- [Collection entries]
****************
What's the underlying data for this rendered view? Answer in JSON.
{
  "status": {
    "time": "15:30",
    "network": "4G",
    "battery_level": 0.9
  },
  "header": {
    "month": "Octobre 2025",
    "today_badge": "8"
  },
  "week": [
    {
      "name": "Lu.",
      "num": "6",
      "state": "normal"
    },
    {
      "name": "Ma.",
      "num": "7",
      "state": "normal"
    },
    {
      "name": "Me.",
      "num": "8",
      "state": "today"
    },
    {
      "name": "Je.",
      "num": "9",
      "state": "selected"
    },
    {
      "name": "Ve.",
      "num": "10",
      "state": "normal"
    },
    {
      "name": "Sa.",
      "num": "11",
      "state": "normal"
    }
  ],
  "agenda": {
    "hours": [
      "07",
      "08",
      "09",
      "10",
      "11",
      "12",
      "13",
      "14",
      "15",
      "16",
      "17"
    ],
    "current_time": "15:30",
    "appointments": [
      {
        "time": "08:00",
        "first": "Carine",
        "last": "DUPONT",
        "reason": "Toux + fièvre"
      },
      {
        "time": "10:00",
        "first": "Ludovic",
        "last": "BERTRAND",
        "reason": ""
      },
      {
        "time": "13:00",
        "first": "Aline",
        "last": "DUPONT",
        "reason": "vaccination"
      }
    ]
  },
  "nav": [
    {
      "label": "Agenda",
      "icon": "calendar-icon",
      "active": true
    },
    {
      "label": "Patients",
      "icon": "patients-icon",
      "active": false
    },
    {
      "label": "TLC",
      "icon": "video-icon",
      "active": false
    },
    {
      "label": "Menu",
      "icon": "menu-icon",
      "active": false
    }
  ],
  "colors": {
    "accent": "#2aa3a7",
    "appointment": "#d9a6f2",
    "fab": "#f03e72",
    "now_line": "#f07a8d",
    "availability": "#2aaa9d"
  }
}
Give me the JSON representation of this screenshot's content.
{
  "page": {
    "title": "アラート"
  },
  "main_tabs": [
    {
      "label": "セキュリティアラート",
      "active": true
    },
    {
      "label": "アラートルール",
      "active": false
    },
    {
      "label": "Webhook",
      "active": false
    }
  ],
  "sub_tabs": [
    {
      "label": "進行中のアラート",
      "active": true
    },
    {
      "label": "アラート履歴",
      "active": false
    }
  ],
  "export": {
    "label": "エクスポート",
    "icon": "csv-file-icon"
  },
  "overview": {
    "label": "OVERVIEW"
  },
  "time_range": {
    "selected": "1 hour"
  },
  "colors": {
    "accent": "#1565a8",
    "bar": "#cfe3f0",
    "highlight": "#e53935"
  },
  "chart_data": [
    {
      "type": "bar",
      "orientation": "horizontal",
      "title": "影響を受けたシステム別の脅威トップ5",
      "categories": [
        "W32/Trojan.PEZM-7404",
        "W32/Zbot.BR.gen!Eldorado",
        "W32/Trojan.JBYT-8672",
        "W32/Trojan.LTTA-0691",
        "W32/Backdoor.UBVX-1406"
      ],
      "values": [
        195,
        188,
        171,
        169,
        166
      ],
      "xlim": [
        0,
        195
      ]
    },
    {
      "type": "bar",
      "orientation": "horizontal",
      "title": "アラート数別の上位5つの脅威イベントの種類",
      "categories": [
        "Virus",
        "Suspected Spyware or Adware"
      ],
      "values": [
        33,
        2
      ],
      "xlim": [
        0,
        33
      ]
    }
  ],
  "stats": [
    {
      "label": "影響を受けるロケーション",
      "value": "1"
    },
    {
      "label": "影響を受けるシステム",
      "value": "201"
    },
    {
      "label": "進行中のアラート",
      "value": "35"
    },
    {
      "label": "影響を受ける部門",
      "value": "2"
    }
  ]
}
****************
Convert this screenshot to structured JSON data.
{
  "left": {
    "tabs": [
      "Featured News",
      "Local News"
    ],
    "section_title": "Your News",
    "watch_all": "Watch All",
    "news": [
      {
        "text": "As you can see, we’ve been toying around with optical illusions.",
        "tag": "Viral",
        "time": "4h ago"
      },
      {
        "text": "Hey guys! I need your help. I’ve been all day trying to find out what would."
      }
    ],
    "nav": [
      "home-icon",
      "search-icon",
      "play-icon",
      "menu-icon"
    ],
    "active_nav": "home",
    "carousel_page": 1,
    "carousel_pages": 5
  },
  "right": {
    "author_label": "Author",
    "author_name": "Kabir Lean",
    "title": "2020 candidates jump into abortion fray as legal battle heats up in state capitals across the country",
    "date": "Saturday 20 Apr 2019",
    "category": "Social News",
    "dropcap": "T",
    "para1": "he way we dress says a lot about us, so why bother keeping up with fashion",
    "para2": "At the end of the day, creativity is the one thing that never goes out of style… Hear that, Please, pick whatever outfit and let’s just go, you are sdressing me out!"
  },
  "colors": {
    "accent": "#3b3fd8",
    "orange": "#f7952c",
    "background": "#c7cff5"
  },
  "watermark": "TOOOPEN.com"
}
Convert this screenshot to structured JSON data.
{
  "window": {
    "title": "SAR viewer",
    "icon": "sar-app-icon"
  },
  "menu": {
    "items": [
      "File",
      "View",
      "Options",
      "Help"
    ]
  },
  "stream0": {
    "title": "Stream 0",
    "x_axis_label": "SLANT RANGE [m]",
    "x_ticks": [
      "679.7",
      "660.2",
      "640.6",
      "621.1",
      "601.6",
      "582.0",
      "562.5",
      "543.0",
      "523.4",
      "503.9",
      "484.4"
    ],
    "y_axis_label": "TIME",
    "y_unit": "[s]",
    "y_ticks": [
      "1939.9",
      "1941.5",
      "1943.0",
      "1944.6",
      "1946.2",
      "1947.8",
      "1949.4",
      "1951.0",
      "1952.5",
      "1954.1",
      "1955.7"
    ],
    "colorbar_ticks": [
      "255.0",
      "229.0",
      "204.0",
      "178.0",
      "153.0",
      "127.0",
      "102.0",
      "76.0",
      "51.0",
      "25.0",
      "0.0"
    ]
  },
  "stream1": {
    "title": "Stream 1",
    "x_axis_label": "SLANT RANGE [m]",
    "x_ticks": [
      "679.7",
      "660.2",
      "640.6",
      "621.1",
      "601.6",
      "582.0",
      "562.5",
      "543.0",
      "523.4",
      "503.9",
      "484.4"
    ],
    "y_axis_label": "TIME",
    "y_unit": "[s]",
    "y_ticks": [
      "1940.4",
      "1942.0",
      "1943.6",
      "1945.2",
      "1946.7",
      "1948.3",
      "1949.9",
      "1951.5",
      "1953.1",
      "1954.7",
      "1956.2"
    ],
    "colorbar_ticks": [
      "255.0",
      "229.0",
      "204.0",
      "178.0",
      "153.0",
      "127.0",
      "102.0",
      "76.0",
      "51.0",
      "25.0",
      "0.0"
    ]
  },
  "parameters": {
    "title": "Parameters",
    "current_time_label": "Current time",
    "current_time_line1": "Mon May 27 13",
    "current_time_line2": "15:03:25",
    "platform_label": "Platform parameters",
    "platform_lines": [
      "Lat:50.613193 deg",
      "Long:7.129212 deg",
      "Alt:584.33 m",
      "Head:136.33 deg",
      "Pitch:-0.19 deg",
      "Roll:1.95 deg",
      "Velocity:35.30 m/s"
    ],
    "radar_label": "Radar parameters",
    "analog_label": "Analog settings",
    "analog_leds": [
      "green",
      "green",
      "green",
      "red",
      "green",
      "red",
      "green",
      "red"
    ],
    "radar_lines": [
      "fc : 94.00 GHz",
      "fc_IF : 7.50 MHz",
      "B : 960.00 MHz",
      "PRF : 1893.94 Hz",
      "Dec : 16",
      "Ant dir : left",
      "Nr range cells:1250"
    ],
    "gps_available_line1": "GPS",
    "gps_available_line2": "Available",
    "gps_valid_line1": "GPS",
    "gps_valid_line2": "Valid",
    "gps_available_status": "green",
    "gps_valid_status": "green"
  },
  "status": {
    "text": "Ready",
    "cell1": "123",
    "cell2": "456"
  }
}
****************
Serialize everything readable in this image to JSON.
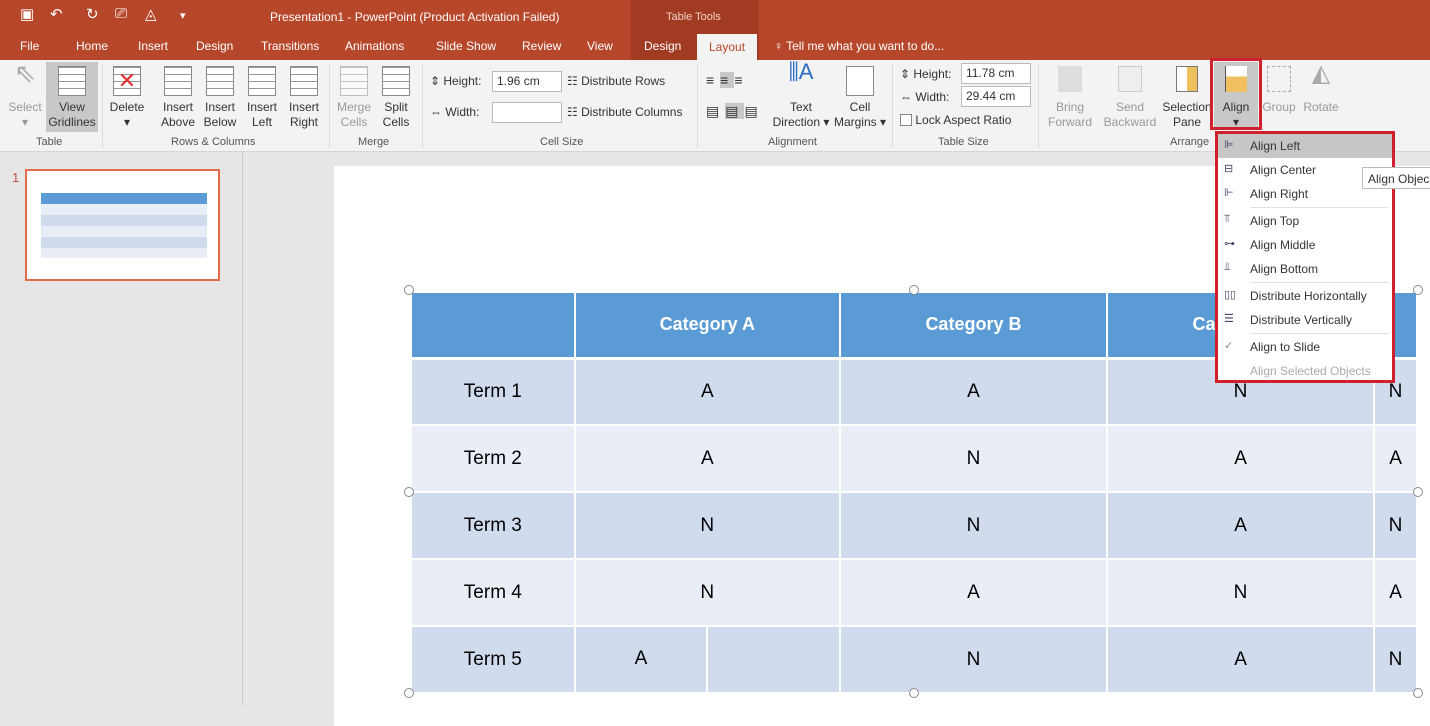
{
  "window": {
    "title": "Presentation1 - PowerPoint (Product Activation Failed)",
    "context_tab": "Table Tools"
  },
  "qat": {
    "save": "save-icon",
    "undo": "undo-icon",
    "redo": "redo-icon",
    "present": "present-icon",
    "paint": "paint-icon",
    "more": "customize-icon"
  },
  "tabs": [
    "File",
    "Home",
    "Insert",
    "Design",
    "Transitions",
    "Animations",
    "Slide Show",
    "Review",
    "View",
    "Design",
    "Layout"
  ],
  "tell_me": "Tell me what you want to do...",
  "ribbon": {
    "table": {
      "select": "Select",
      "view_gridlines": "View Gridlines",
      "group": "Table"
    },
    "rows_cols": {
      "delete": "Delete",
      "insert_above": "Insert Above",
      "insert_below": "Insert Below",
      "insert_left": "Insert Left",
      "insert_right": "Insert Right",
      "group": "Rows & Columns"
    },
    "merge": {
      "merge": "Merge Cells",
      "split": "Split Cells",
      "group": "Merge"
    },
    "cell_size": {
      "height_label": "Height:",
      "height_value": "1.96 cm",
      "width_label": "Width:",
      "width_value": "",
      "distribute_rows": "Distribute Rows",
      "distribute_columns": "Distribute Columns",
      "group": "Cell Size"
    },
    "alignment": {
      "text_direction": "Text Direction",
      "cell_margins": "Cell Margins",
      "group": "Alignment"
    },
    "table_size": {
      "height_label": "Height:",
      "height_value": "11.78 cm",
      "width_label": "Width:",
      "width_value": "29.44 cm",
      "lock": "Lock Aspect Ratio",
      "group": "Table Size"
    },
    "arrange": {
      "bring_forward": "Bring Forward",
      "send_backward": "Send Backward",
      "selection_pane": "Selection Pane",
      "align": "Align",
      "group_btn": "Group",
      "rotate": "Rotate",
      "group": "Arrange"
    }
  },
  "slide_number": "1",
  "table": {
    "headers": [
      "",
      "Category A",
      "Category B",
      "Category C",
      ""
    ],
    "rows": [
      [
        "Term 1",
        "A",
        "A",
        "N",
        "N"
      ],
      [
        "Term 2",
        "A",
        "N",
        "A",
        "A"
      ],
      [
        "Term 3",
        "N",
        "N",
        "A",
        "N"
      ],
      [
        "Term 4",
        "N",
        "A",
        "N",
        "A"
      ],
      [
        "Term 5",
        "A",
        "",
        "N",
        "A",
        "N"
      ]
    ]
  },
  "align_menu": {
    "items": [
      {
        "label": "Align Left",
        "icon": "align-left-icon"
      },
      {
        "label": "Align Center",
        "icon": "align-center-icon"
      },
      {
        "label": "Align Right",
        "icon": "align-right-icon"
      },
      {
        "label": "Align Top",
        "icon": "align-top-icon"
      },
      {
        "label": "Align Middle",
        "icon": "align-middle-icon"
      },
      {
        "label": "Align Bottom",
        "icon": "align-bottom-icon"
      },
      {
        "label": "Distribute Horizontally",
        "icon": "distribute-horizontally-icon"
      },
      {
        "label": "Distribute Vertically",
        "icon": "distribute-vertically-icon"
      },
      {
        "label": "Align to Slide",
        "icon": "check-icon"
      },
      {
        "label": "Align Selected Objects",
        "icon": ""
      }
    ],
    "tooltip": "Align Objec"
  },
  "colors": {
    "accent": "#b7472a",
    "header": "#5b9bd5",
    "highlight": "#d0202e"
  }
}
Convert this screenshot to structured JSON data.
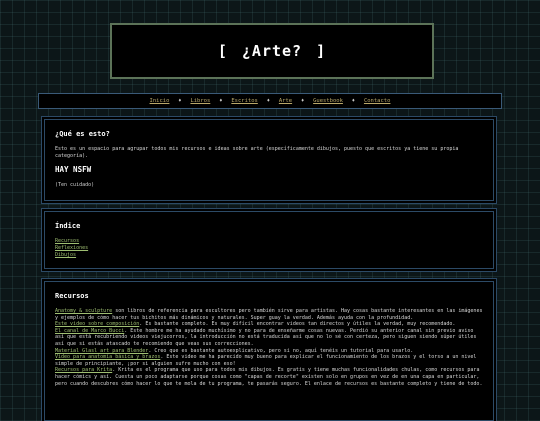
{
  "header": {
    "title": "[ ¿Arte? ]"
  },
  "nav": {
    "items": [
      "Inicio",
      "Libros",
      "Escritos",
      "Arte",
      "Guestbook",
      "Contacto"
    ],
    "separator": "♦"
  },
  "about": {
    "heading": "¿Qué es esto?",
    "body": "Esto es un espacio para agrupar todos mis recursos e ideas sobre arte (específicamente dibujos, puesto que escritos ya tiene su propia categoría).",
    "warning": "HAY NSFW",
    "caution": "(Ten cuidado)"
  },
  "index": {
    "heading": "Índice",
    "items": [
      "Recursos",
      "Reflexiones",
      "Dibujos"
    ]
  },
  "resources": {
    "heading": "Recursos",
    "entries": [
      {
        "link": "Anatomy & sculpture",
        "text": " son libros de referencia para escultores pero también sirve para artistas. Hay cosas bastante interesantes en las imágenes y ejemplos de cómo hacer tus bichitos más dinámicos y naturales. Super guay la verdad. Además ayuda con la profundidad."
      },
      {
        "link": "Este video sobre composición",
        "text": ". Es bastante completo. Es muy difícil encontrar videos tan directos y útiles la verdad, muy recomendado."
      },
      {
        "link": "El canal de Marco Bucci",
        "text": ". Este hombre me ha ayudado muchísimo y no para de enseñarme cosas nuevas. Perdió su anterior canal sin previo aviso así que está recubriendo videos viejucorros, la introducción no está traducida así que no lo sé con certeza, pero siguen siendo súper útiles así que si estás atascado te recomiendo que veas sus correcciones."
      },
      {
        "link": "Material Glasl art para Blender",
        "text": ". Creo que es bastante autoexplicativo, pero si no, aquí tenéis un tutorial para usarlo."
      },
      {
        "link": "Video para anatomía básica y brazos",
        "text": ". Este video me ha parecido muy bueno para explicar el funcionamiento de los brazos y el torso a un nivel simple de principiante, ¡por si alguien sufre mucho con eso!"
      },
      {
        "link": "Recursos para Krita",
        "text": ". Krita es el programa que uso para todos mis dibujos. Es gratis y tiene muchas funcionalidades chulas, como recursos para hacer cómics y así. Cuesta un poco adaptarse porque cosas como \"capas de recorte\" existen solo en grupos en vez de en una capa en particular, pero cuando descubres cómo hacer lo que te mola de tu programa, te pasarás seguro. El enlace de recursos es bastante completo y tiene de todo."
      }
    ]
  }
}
****************
A complete answer lists each line of the data that holds the word "heading".

    "heading": "¿Qué es esto?",
    "heading": "Índice",
    "heading": "Recursos",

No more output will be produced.